### Dataset entries

## start

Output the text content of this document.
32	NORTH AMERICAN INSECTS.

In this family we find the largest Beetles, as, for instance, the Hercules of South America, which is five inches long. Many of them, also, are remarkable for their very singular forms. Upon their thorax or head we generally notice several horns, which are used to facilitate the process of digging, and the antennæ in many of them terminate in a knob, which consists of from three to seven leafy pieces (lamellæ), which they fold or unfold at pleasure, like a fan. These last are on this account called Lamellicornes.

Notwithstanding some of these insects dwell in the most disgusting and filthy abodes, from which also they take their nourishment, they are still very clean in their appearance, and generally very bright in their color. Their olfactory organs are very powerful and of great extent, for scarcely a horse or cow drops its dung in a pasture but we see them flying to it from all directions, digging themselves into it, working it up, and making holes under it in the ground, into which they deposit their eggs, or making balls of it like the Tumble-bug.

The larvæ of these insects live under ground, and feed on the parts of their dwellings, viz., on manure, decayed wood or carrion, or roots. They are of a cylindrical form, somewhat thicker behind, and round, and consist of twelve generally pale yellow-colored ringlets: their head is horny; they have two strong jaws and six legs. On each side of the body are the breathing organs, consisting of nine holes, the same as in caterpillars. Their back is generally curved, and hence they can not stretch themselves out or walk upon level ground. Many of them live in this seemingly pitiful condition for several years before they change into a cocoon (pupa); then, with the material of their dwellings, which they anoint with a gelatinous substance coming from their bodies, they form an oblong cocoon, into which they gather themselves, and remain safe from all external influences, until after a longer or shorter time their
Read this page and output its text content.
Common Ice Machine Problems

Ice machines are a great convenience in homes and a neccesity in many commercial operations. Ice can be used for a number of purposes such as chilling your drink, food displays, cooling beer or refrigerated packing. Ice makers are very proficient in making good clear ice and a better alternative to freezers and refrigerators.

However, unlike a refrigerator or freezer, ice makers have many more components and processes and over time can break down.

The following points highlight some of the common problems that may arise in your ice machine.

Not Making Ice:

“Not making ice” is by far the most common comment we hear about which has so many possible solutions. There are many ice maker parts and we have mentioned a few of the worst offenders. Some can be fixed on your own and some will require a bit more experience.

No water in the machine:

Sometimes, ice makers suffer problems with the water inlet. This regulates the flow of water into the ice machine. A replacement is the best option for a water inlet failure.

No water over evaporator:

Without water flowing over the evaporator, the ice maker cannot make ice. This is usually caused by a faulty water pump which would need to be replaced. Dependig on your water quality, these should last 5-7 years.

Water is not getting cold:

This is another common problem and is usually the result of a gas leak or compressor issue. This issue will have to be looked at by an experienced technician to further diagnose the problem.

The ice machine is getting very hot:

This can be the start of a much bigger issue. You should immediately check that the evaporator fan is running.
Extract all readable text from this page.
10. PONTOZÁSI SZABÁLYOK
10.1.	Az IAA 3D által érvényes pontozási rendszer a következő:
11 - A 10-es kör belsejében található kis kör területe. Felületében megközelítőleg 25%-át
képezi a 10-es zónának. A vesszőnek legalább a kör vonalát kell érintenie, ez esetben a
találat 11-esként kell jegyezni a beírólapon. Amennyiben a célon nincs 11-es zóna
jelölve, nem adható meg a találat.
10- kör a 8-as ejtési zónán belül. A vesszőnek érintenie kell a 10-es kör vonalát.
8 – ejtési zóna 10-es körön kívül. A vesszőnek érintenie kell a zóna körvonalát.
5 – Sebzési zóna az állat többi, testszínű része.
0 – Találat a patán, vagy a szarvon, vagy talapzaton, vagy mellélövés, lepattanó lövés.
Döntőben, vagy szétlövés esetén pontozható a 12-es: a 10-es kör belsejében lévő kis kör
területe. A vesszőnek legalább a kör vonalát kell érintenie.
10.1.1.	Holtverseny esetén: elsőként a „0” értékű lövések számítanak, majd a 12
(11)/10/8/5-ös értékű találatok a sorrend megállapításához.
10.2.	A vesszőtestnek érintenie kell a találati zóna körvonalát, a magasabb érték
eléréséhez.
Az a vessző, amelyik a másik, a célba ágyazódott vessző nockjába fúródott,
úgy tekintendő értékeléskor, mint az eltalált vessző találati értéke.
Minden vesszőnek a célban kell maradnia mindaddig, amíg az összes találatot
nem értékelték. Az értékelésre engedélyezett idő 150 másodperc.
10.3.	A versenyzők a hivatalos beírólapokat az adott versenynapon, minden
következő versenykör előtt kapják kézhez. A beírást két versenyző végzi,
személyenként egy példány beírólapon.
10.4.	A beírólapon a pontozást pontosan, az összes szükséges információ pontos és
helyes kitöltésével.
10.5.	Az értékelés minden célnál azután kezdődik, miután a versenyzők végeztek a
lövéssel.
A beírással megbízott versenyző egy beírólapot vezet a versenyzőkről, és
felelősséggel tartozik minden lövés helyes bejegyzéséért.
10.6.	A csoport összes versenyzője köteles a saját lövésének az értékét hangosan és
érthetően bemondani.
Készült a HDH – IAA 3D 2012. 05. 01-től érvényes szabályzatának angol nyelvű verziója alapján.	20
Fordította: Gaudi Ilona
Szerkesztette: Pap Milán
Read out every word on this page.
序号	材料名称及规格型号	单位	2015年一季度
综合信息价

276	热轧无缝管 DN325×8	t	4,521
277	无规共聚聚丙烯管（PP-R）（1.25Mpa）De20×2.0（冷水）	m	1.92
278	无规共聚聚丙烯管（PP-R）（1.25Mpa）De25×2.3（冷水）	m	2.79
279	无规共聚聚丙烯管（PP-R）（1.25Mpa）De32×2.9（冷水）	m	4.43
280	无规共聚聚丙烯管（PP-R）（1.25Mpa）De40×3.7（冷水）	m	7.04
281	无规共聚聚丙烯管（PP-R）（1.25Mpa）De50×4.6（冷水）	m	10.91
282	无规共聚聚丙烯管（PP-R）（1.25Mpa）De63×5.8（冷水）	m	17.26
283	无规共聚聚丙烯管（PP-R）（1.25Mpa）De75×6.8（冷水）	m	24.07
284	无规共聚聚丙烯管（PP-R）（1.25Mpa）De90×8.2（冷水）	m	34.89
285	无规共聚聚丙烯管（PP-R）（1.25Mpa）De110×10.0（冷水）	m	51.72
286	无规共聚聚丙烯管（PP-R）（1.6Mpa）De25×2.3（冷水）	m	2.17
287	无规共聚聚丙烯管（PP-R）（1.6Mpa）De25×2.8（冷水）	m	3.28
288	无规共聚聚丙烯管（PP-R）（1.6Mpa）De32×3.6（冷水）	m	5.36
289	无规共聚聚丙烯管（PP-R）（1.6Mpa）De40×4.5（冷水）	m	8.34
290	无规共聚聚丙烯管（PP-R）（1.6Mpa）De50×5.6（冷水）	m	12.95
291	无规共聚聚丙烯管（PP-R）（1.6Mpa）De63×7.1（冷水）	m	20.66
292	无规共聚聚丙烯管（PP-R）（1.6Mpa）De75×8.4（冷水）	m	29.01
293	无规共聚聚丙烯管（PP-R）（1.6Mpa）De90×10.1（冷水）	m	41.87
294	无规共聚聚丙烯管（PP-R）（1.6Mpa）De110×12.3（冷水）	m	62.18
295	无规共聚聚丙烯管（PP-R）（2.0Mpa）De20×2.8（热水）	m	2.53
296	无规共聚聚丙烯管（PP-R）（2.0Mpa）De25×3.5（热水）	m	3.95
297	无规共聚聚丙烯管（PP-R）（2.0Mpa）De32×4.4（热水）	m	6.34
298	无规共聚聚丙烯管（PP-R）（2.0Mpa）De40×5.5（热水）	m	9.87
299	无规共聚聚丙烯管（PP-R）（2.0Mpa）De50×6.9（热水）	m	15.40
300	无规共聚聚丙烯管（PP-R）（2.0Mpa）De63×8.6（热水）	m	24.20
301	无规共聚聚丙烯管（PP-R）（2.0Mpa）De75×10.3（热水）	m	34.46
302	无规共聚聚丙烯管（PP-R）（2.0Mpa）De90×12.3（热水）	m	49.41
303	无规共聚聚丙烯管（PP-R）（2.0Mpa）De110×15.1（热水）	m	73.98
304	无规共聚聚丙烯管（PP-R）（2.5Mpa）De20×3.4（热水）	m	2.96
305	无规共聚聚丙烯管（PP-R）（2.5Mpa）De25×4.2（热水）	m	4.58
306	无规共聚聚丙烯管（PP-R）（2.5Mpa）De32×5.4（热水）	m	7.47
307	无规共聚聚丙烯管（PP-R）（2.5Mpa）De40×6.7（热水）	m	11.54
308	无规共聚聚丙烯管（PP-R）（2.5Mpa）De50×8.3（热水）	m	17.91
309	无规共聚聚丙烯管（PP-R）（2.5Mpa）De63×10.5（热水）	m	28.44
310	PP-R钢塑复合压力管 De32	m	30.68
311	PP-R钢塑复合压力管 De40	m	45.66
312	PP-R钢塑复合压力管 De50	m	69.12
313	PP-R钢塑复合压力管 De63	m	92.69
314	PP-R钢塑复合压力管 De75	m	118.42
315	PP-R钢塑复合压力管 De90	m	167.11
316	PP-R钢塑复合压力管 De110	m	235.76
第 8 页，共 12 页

## end

Read the lines above. Gather those in which the string "issue" is found.

This is another common problem and is usually the result of a gas leak or compressor issue. This issue will have to be looked at by an experienced technician to further diagnose the problem.
This can be the start of a much bigger issue. You should immediately check that the evaporator fan is running.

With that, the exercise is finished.